§ TASK DIRECTIONS
All of the data should be repeated exactly; pictures are not part of the copy.

--- start PROVIDED RECORDS ---

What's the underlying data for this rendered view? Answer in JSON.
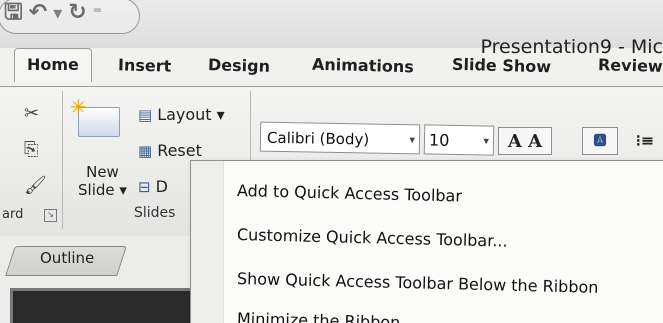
{
  "title_bar": {
    "document_title": "Presentation9 - Mic",
    "qat": [
      {
        "icon": "save-icon",
        "glyph": "🖫"
      },
      {
        "icon": "undo-icon",
        "glyph": "↶"
      },
      {
        "icon": "undo-dropdown-icon",
        "glyph": "▾"
      },
      {
        "icon": "redo-icon",
        "glyph": "↻"
      },
      {
        "icon": "customize-qat-icon",
        "glyph": "⁼"
      }
    ]
  },
  "tabs": [
    {
      "label": "Home"
    },
    {
      "label": "Insert"
    },
    {
      "label": "Design"
    },
    {
      "label": "Animations"
    },
    {
      "label": "Slide Show"
    },
    {
      "label": "Review"
    }
  ],
  "ribbon": {
    "clipboard": {
      "label": "ard",
      "icons": {
        "cut": "✂",
        "copy": "⎘",
        "format_painter": "🖌",
        "launcher": "↘"
      }
    },
    "slides": {
      "new_slide_label_1": "New",
      "new_slide_label_2": "Slide",
      "new_slide_arrow": "▾",
      "layout_label": "Layout",
      "layout_arrow": "▾",
      "reset_label": "Reset",
      "delete_label": "D",
      "group_label": "Slides"
    },
    "font": {
      "font_name": "Calibri (Body)",
      "font_size": "10",
      "grow_label": "A A",
      "combo_arrow": "▾",
      "clear_icon": "🅰",
      "list_icon": "⁝≡"
    }
  },
  "panel": {
    "outline_tab": "Outline"
  },
  "context_menu": {
    "items": [
      {
        "label": "Add to Quick Access Toolbar"
      },
      {
        "label": "Customize Quick Access Toolbar..."
      },
      {
        "label": "Show Quick Access Toolbar Below the Ribbon"
      },
      {
        "label": "Minimize the Ribbon"
      }
    ]
  }
}
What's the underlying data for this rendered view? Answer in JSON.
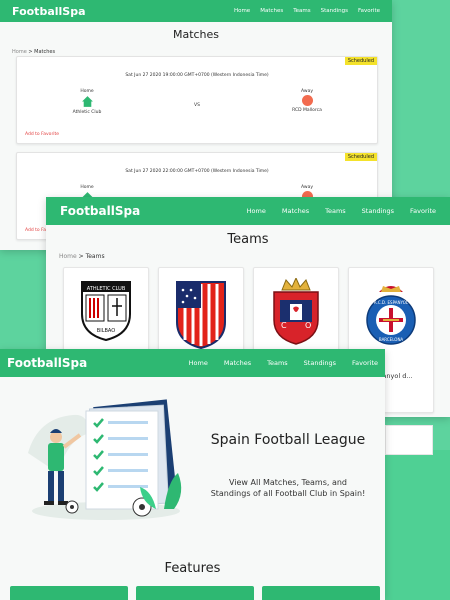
{
  "app": {
    "brand": "FootballSpa",
    "nav": [
      "Home",
      "Matches",
      "Teams",
      "Standings",
      "Favorite"
    ]
  },
  "matches_page": {
    "title": "Matches",
    "breadcrumb": {
      "home": "Home",
      "sep": ">",
      "current": "Matches"
    },
    "cards": [
      {
        "status": "Scheduled",
        "date": "Sat Jun 27 2020 19:00:00 GMT+0700 (Western Indonesia Time)",
        "home_label": "Home",
        "home_team": "Athletic Club",
        "vs": "VS",
        "away_label": "Away",
        "away_team": "RCD Mallorca",
        "favorite": "Add to Favorite"
      },
      {
        "status": "Scheduled",
        "date": "Sat Jun 27 2020 22:00:00 GMT+0700 (Western Indonesia Time)",
        "home_label": "Home",
        "home_team": "",
        "vs": "VS",
        "away_label": "Away",
        "away_team": "",
        "favorite": "Add to Favorite"
      }
    ]
  },
  "teams_page": {
    "title": "Teams",
    "breadcrumb": {
      "home": "Home",
      "sep": ">",
      "current": "Teams"
    },
    "teams": [
      {
        "name": "",
        "crest": "athletic-club-crest",
        "crest_text": "ATHLETIC CLUB",
        "crest_text2": "BILBAO"
      },
      {
        "name": "",
        "crest": "atletico-madrid-crest",
        "crest_text": "",
        "crest_text2": ""
      },
      {
        "name": "",
        "crest": "osasuna-crest",
        "crest_text": "",
        "crest_text2": ""
      },
      {
        "name": "RCD Espanyol d...",
        "crest": "espanyol-crest",
        "crest_text": "R.C.D. ESPANYOL",
        "crest_text2": "BARCELONA"
      }
    ]
  },
  "home_page": {
    "hero_title": "Spain Football League",
    "hero_subtitle": "View All Matches, Teams, and Standings of all Football Club in Spain!",
    "features_title": "Features"
  },
  "colors": {
    "primary": "#2eb872",
    "background": "#5dd39e",
    "badge": "#f4e22b",
    "favorite_link": "#e23c3c"
  }
}
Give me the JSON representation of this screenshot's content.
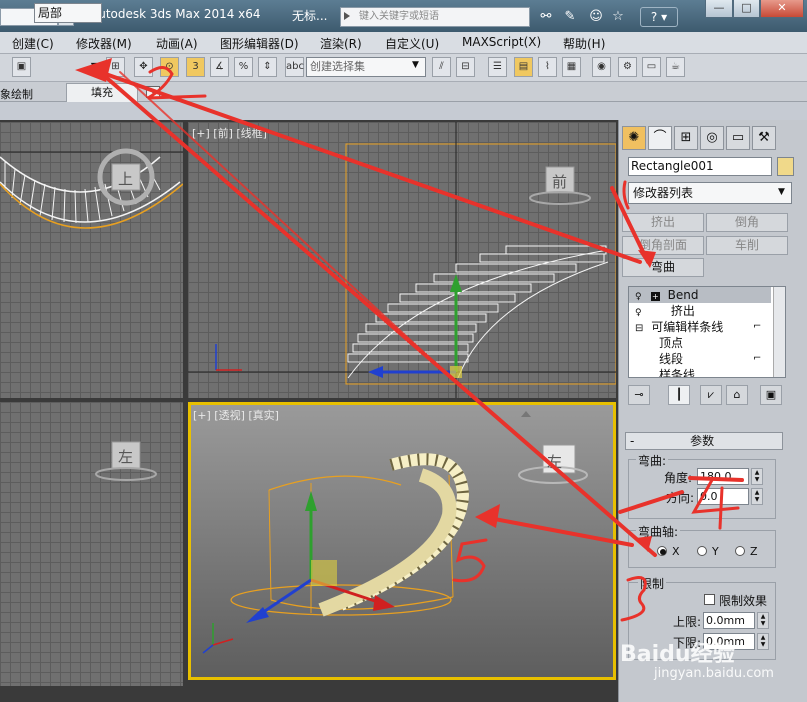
{
  "title_bar": {
    "app_title": "Autodesk 3ds Max  2014 x64",
    "doc_title": "无标...",
    "search_placeholder": "键入关键字或短语",
    "help": "?"
  },
  "window_buttons": {
    "minimize": "—",
    "maximize": "□",
    "close": "✕"
  },
  "menu": [
    "创建(C)",
    "修改器(M)",
    "动画(A)",
    "图形编辑器(D)",
    "渲染(R)",
    "自定义(U)",
    "MAXScript(X)",
    "帮助(H)"
  ],
  "toolbar": {
    "ref_coord": "局部",
    "named_selection_placeholder": "创建选择集",
    "snap_label": "3",
    "angle_snap_label": "%"
  },
  "ribbon": {
    "left_label": "象绘制",
    "tab": "填充"
  },
  "viewports": {
    "top_left": {
      "viewcube": "上"
    },
    "top_right": {
      "label": "[+] [前] [线框]",
      "viewcube": "前"
    },
    "bottom_left": {
      "viewcube": "左"
    },
    "bottom_right": {
      "label": "[+] [透视] [真实]",
      "viewcube": "左"
    }
  },
  "command_panel": {
    "object_name": "Rectangle001",
    "modifier_list": "修改器列表",
    "modifier_buttons": [
      "挤出",
      "倒角",
      "倒角剖面",
      "车削",
      "弯曲"
    ],
    "stack": [
      {
        "label": "Bend",
        "indent": 0,
        "selected": true
      },
      {
        "label": "挤出",
        "indent": 1,
        "selected": false
      },
      {
        "label": "可编辑样条线",
        "indent": 0,
        "selected": false
      },
      {
        "label": "顶点",
        "indent": 2,
        "selected": false
      },
      {
        "label": "线段",
        "indent": 2,
        "selected": false
      },
      {
        "label": "样条线",
        "indent": 2,
        "selected": false
      }
    ],
    "rollout_title": "参数",
    "bend_group": "弯曲:",
    "angle_label": "角度:",
    "angle_value": "180.0",
    "direction_label": "方向:",
    "direction_value": "0.0",
    "axis_group": "弯曲轴:",
    "axis_x": "X",
    "axis_y": "Y",
    "axis_z": "Z",
    "selected_axis": "X",
    "limit_group": "限制",
    "limit_effect": "限制效果",
    "upper_label": "上限:",
    "upper_value": "0.0mm",
    "lower_label": "下限:",
    "lower_value": "0.0mm"
  },
  "annotations": {
    "num2": "2",
    "num3": "3",
    "num4": "4",
    "num5": "5",
    "color": "#e8322b"
  },
  "watermark": {
    "text": "Baidu经验",
    "url": "jingyan.baidu.com"
  }
}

--- end PROVIDED RECORDS ---

§ THE SOLUTION
What's the underlying data for this rendered view? Answer in JSON.
{
  "title_bar": {
    "document_title": "Presentation9 - Mic",
    "qat": [
      {
        "icon": "save-icon",
        "glyph": "🖫"
      },
      {
        "icon": "undo-icon",
        "glyph": "↶"
      },
      {
        "icon": "undo-dropdown-icon",
        "glyph": "▾"
      },
      {
        "icon": "redo-icon",
        "glyph": "↻"
      },
      {
        "icon": "customize-qat-icon",
        "glyph": "⁼"
      }
    ]
  },
  "tabs": [
    {
      "label": "Home"
    },
    {
      "label": "Insert"
    },
    {
      "label": "Design"
    },
    {
      "label": "Animations"
    },
    {
      "label": "Slide Show"
    },
    {
      "label": "Review"
    }
  ],
  "ribbon": {
    "clipboard": {
      "label": "ard",
      "icons": {
        "cut": "✂",
        "copy": "⎘",
        "format_painter": "🖌",
        "launcher": "↘"
      }
    },
    "slides": {
      "new_slide_label_1": "New",
      "new_slide_label_2": "Slide",
      "new_slide_arrow": "▾",
      "layout_label": "Layout",
      "layout_arrow": "▾",
      "reset_label": "Reset",
      "delete_label": "D",
      "group_label": "Slides"
    },
    "font": {
      "font_name": "Calibri (Body)",
      "font_size": "10",
      "grow_label": "A A",
      "combo_arrow": "▾",
      "clear_icon": "🅰",
      "list_icon": "⁝≡"
    }
  },
  "panel": {
    "outline_tab": "Outline"
  },
  "context_menu": {
    "items": [
      {
        "label": "Add to Quick Access Toolbar"
      },
      {
        "label": "Customize Quick Access Toolbar..."
      },
      {
        "label": "Show Quick Access Toolbar Below the Ribbon"
      },
      {
        "label": "Minimize the Ribbon"
      }
    ]
  }
}
What's the underlying data for this rendered view? Answer in JSON.
{
  "app": {
    "brand": "FootballSpa",
    "nav": [
      "Home",
      "Matches",
      "Teams",
      "Standings",
      "Favorite"
    ]
  },
  "matches_page": {
    "title": "Matches",
    "breadcrumb": {
      "home": "Home",
      "sep": ">",
      "current": "Matches"
    },
    "cards": [
      {
        "status": "Scheduled",
        "date": "Sat Jun 27 2020 19:00:00 GMT+0700 (Western Indonesia Time)",
        "home_label": "Home",
        "home_team": "Athletic Club",
        "vs": "VS",
        "away_label": "Away",
        "away_team": "RCD Mallorca",
        "favorite": "Add to Favorite"
      },
      {
        "status": "Scheduled",
        "date": "Sat Jun 27 2020 22:00:00 GMT+0700 (Western Indonesia Time)",
        "home_label": "Home",
        "home_team": "",
        "vs": "VS",
        "away_label": "Away",
        "away_team": "",
        "favorite": "Add to Favorite"
      }
    ]
  },
  "teams_page": {
    "title": "Teams",
    "breadcrumb": {
      "home": "Home",
      "sep": ">",
      "current": "Teams"
    },
    "teams": [
      {
        "name": "",
        "crest": "athletic-club-crest",
        "crest_text": "ATHLETIC CLUB",
        "crest_text2": "BILBAO"
      },
      {
        "name": "",
        "crest": "atletico-madrid-crest",
        "crest_text": "",
        "crest_text2": ""
      },
      {
        "name": "",
        "crest": "osasuna-crest",
        "crest_text": "",
        "crest_text2": ""
      },
      {
        "name": "RCD Espanyol d...",
        "crest": "espanyol-crest",
        "crest_text": "R.C.D. ESPANYOL",
        "crest_text2": "BARCELONA"
      }
    ]
  },
  "home_page": {
    "hero_title": "Spain Football League",
    "hero_subtitle": "View All Matches, Teams, and Standings of all Football Club in Spain!",
    "features_title": "Features"
  },
  "colors": {
    "primary": "#2eb872",
    "background": "#5dd39e",
    "badge": "#f4e22b",
    "favorite_link": "#e23c3c"
  }
}
Give me the JSON representation of this screenshot's content.
{
  "title_bar": {
    "app_title": "Autodesk 3ds Max  2014 x64",
    "doc_title": "无标...",
    "search_placeholder": "键入关键字或短语",
    "help": "?"
  },
  "window_buttons": {
    "minimize": "—",
    "maximize": "□",
    "close": "✕"
  },
  "menu": [
    "创建(C)",
    "修改器(M)",
    "动画(A)",
    "图形编辑器(D)",
    "渲染(R)",
    "自定义(U)",
    "MAXScript(X)",
    "帮助(H)"
  ],
  "toolbar": {
    "ref_coord": "局部",
    "named_selection_placeholder": "创建选择集",
    "snap_label": "3",
    "angle_snap_label": "%"
  },
  "ribbon": {
    "left_label": "象绘制",
    "tab": "填充"
  },
  "viewports": {
    "top_left": {
      "viewcube": "上"
    },
    "top_right": {
      "label": "[+] [前] [线框]",
      "viewcube": "前"
    },
    "bottom_left": {
      "viewcube": "左"
    },
    "bottom_right": {
      "label": "[+] [透视] [真实]",
      "viewcube": "左"
    }
  },
  "command_panel": {
    "object_name": "Rectangle001",
    "modifier_list": "修改器列表",
    "modifier_buttons": [
      "挤出",
      "倒角",
      "倒角剖面",
      "车削",
      "弯曲"
    ],
    "stack": [
      {
        "label": "Bend",
        "indent": 0,
        "selected": true
      },
      {
        "label": "挤出",
        "indent": 1,
        "selected": false
      },
      {
        "label": "可编辑样条线",
        "indent": 0,
        "selected": false
      },
      {
        "label": "顶点",
        "indent": 2,
        "selected": false
      },
      {
        "label": "线段",
        "indent": 2,
        "selected": false
      },
      {
        "label": "样条线",
        "indent": 2,
        "selected": false
      }
    ],
    "rollout_title": "参数",
    "bend_group": "弯曲:",
    "angle_label": "角度:",
    "angle_value": "180.0",
    "direction_label": "方向:",
    "direction_value": "0.0",
    "axis_group": "弯曲轴:",
    "axis_x": "X",
    "axis_y": "Y",
    "axis_z": "Z",
    "selected_axis": "X",
    "limit_group": "限制",
    "limit_effect": "限制效果",
    "upper_label": "上限:",
    "upper_value": "0.0mm",
    "lower_label": "下限:",
    "lower_value": "0.0mm"
  },
  "annotations": {
    "num2": "2",
    "num3": "3",
    "num4": "4",
    "num5": "5",
    "color": "#e8322b"
  },
  "watermark": {
    "text": "Baidu经验",
    "url": "jingyan.baidu.com"
  }
}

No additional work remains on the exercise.